_DESCRIPTION OF THE TASK_.
Below is the data. Give it again, complete and exact.

[Rows from a dataset]
==*==

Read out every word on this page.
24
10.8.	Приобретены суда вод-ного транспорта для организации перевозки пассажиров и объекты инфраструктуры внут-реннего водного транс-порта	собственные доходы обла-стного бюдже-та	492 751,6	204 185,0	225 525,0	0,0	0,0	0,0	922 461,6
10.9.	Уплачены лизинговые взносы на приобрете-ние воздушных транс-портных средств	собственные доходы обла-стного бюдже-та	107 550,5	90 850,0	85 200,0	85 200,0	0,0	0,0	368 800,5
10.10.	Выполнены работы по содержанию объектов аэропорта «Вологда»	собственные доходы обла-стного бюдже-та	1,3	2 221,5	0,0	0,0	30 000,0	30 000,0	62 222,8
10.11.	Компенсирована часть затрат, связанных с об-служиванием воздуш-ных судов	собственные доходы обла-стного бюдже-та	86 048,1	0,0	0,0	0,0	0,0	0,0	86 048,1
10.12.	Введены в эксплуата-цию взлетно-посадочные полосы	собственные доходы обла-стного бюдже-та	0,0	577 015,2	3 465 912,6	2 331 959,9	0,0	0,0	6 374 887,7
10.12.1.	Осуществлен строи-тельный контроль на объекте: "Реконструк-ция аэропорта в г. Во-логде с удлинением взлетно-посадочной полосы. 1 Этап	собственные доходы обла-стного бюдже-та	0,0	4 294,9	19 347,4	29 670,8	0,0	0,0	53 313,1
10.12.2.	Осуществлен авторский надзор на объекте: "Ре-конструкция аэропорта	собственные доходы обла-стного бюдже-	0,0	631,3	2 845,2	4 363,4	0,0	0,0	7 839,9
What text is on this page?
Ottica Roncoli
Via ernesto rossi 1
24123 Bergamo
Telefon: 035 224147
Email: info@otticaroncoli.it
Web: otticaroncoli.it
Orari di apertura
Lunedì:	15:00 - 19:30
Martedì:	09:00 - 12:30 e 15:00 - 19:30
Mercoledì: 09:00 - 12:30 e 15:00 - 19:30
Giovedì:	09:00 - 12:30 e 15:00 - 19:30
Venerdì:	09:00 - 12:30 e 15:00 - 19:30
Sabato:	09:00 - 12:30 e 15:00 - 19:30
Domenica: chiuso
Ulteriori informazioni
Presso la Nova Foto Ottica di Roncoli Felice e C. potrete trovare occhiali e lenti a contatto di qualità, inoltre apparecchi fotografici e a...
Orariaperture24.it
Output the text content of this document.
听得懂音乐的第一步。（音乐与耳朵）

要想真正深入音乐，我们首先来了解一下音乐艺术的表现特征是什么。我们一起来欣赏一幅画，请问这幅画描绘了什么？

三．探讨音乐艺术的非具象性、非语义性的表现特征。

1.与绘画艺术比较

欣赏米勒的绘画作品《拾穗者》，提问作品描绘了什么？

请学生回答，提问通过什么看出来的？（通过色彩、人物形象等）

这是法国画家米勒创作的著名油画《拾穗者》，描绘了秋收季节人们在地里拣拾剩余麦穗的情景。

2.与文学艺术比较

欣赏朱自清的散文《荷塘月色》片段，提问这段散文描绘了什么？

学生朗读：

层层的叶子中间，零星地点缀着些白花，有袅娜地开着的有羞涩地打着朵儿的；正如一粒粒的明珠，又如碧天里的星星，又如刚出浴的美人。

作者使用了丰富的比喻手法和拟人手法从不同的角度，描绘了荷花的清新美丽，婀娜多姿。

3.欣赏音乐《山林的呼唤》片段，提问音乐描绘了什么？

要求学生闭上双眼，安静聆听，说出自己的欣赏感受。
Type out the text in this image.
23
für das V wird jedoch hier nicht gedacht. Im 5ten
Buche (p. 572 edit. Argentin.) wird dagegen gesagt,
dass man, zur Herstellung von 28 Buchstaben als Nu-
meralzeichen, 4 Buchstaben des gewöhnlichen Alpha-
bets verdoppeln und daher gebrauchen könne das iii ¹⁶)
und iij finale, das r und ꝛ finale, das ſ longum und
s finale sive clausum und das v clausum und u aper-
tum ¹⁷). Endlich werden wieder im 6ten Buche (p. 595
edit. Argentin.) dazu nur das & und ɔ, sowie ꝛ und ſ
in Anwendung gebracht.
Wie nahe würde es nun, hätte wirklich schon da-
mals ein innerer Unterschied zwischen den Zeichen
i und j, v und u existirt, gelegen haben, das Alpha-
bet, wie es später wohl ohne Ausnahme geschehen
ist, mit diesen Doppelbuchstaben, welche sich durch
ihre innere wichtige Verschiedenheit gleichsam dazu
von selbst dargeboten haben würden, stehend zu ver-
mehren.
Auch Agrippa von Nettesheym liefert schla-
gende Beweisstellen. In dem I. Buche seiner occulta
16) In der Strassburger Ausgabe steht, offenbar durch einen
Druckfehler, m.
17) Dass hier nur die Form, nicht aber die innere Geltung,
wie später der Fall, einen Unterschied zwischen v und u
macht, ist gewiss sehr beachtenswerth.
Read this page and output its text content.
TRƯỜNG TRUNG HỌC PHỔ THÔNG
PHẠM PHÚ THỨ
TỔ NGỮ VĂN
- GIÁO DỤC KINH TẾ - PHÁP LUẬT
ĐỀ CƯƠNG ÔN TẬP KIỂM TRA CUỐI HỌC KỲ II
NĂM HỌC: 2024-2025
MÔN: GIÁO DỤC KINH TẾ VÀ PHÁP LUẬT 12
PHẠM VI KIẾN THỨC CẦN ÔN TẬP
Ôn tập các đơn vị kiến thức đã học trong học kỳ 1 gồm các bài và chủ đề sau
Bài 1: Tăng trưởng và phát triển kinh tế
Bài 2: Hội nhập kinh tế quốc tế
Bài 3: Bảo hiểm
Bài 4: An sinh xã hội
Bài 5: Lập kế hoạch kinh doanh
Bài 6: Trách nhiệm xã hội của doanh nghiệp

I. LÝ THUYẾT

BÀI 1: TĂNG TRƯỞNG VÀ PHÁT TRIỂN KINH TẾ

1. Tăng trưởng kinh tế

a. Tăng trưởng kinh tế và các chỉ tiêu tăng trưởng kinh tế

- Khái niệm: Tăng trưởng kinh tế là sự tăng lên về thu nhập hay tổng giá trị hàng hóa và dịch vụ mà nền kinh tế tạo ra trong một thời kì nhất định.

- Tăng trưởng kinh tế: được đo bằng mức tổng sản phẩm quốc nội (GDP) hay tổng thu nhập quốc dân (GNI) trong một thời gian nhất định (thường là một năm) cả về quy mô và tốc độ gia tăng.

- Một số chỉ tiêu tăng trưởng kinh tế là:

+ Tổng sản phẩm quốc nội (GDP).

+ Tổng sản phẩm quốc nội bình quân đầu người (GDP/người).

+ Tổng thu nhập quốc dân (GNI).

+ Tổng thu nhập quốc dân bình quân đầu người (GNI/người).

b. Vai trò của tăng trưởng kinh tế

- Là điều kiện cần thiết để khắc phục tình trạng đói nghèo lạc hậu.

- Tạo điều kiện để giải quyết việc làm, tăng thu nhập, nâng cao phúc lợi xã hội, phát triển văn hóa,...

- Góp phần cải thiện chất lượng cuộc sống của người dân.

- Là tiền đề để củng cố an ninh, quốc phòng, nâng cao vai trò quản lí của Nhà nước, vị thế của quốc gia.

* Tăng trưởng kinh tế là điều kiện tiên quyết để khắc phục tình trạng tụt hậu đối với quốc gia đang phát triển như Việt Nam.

==*==

_WRITTEN ANSWER_.
Read out every word on this page.
24
10.8.	Приобретены суда вод-ного транспорта для организации перевозки пассажиров и объекты инфраструктуры внут-реннего водного транс-порта	собственные доходы обла-стного бюдже-та	492 751,6	204 185,0	225 525,0	0,0	0,0	0,0	922 461,6
10.9.	Уплачены лизинговые взносы на приобрете-ние воздушных транс-портных средств	собственные доходы обла-стного бюдже-та	107 550,5	90 850,0	85 200,0	85 200,0	0,0	0,0	368 800,5
10.10.	Выполнены работы по содержанию объектов аэропорта «Вологда»	собственные доходы обла-стного бюдже-та	1,3	2 221,5	0,0	0,0	30 000,0	30 000,0	62 222,8
10.11.	Компенсирована часть затрат, связанных с об-служиванием воздуш-ных судов	собственные доходы обла-стного бюдже-та	86 048,1	0,0	0,0	0,0	0,0	0,0	86 048,1
10.12.	Введены в эксплуата-цию взлетно-посадочные полосы	собственные доходы обла-стного бюдже-та	0,0	577 015,2	3 465 912,6	2 331 959,9	0,0	0,0	6 374 887,7
10.12.1.	Осуществлен строи-тельный контроль на объекте: "Реконструк-ция аэропорта в г. Во-логде с удлинением взлетно-посадочной полосы. 1 Этап	собственные доходы обла-стного бюдже-та	0,0	4 294,9	19 347,4	29 670,8	0,0	0,0	53 313,1
10.12.2.	Осуществлен авторский надзор на объекте: "Ре-конструкция аэропорта	собственные доходы обла-стного бюдже-	0,0	631,3	2 845,2	4 363,4	0,0	0,0	7 839,9
What text is on this page?
Ottica Roncoli
Via ernesto rossi 1
24123 Bergamo
Telefon: 035 224147
Email: info@otticaroncoli.it
Web: otticaroncoli.it
Orari di apertura
Lunedì:	15:00 - 19:30
Martedì:	09:00 - 12:30 e 15:00 - 19:30
Mercoledì: 09:00 - 12:30 e 15:00 - 19:30
Giovedì:	09:00 - 12:30 e 15:00 - 19:30
Venerdì:	09:00 - 12:30 e 15:00 - 19:30
Sabato:	09:00 - 12:30 e 15:00 - 19:30
Domenica: chiuso
Ulteriori informazioni
Presso la Nova Foto Ottica di Roncoli Felice e C. potrete trovare occhiali e lenti a contatto di qualità, inoltre apparecchi fotografici e a...
Orariaperture24.it
Output the text content of this document.
听得懂音乐的第一步。（音乐与耳朵）

要想真正深入音乐，我们首先来了解一下音乐艺术的表现特征是什么。我们一起来欣赏一幅画，请问这幅画描绘了什么？

三．探讨音乐艺术的非具象性、非语义性的表现特征。

1.与绘画艺术比较

欣赏米勒的绘画作品《拾穗者》，提问作品描绘了什么？

请学生回答，提问通过什么看出来的？（通过色彩、人物形象等）

这是法国画家米勒创作的著名油画《拾穗者》，描绘了秋收季节人们在地里拣拾剩余麦穗的情景。

2.与文学艺术比较

欣赏朱自清的散文《荷塘月色》片段，提问这段散文描绘了什么？

学生朗读：

层层的叶子中间，零星地点缀着些白花，有袅娜地开着的有羞涩地打着朵儿的；正如一粒粒的明珠，又如碧天里的星星，又如刚出浴的美人。

作者使用了丰富的比喻手法和拟人手法从不同的角度，描绘了荷花的清新美丽，婀娜多姿。

3.欣赏音乐《山林的呼唤》片段，提问音乐描绘了什么？

要求学生闭上双眼，安静聆听，说出自己的欣赏感受。
Type out the text in this image.
23
für das V wird jedoch hier nicht gedacht. Im 5ten
Buche (p. 572 edit. Argentin.) wird dagegen gesagt,
dass man, zur Herstellung von 28 Buchstaben als Nu-
meralzeichen, 4 Buchstaben des gewöhnlichen Alpha-
bets verdoppeln und daher gebrauchen könne das iii ¹⁶)
und iij finale, das r und ꝛ finale, das ſ longum und
s finale sive clausum und das v clausum und u aper-
tum ¹⁷). Endlich werden wieder im 6ten Buche (p. 595
edit. Argentin.) dazu nur das & und ɔ, sowie ꝛ und ſ
in Anwendung gebracht.
Wie nahe würde es nun, hätte wirklich schon da-
mals ein innerer Unterschied zwischen den Zeichen
i und j, v und u existirt, gelegen haben, das Alpha-
bet, wie es später wohl ohne Ausnahme geschehen
ist, mit diesen Doppelbuchstaben, welche sich durch
ihre innere wichtige Verschiedenheit gleichsam dazu
von selbst dargeboten haben würden, stehend zu ver-
mehren.
Auch Agrippa von Nettesheym liefert schla-
gende Beweisstellen. In dem I. Buche seiner occulta
16) In der Strassburger Ausgabe steht, offenbar durch einen
Druckfehler, m.
17) Dass hier nur die Form, nicht aber die innere Geltung,
wie später der Fall, einen Unterschied zwischen v und u
macht, ist gewiss sehr beachtenswerth.
Read this page and output its text content.
TRƯỜNG TRUNG HỌC PHỔ THÔNG
PHẠM PHÚ THỨ
TỔ NGỮ VĂN
- GIÁO DỤC KINH TẾ - PHÁP LUẬT
ĐỀ CƯƠNG ÔN TẬP KIỂM TRA CUỐI HỌC KỲ II
NĂM HỌC: 2024-2025
MÔN: GIÁO DỤC KINH TẾ VÀ PHÁP LUẬT 12
PHẠM VI KIẾN THỨC CẦN ÔN TẬP
Ôn tập các đơn vị kiến thức đã học trong học kỳ 1 gồm các bài và chủ đề sau
Bài 1: Tăng trưởng và phát triển kinh tế
Bài 2: Hội nhập kinh tế quốc tế
Bài 3: Bảo hiểm
Bài 4: An sinh xã hội
Bài 5: Lập kế hoạch kinh doanh
Bài 6: Trách nhiệm xã hội của doanh nghiệp

I. LÝ THUYẾT

BÀI 1: TĂNG TRƯỞNG VÀ PHÁT TRIỂN KINH TẾ

1. Tăng trưởng kinh tế

a. Tăng trưởng kinh tế và các chỉ tiêu tăng trưởng kinh tế

- Khái niệm: Tăng trưởng kinh tế là sự tăng lên về thu nhập hay tổng giá trị hàng hóa và dịch vụ mà nền kinh tế tạo ra trong một thời kì nhất định.

- Tăng trưởng kinh tế: được đo bằng mức tổng sản phẩm quốc nội (GDP) hay tổng thu nhập quốc dân (GNI) trong một thời gian nhất định (thường là một năm) cả về quy mô và tốc độ gia tăng.

- Một số chỉ tiêu tăng trưởng kinh tế là:

+ Tổng sản phẩm quốc nội (GDP).

+ Tổng sản phẩm quốc nội bình quân đầu người (GDP/người).

+ Tổng thu nhập quốc dân (GNI).

+ Tổng thu nhập quốc dân bình quân đầu người (GNI/người).

b. Vai trò của tăng trưởng kinh tế

- Là điều kiện cần thiết để khắc phục tình trạng đói nghèo lạc hậu.

- Tạo điều kiện để giải quyết việc làm, tăng thu nhập, nâng cao phúc lợi xã hội, phát triển văn hóa,...

- Góp phần cải thiện chất lượng cuộc sống của người dân.

- Là tiền đề để củng cố an ninh, quốc phòng, nâng cao vai trò quản lí của Nhà nước, vị thế của quốc gia.

* Tăng trưởng kinh tế là điều kiện tiên quyết để khắc phục tình trạng tụt hậu đối với quốc gia đang phát triển như Việt Nam.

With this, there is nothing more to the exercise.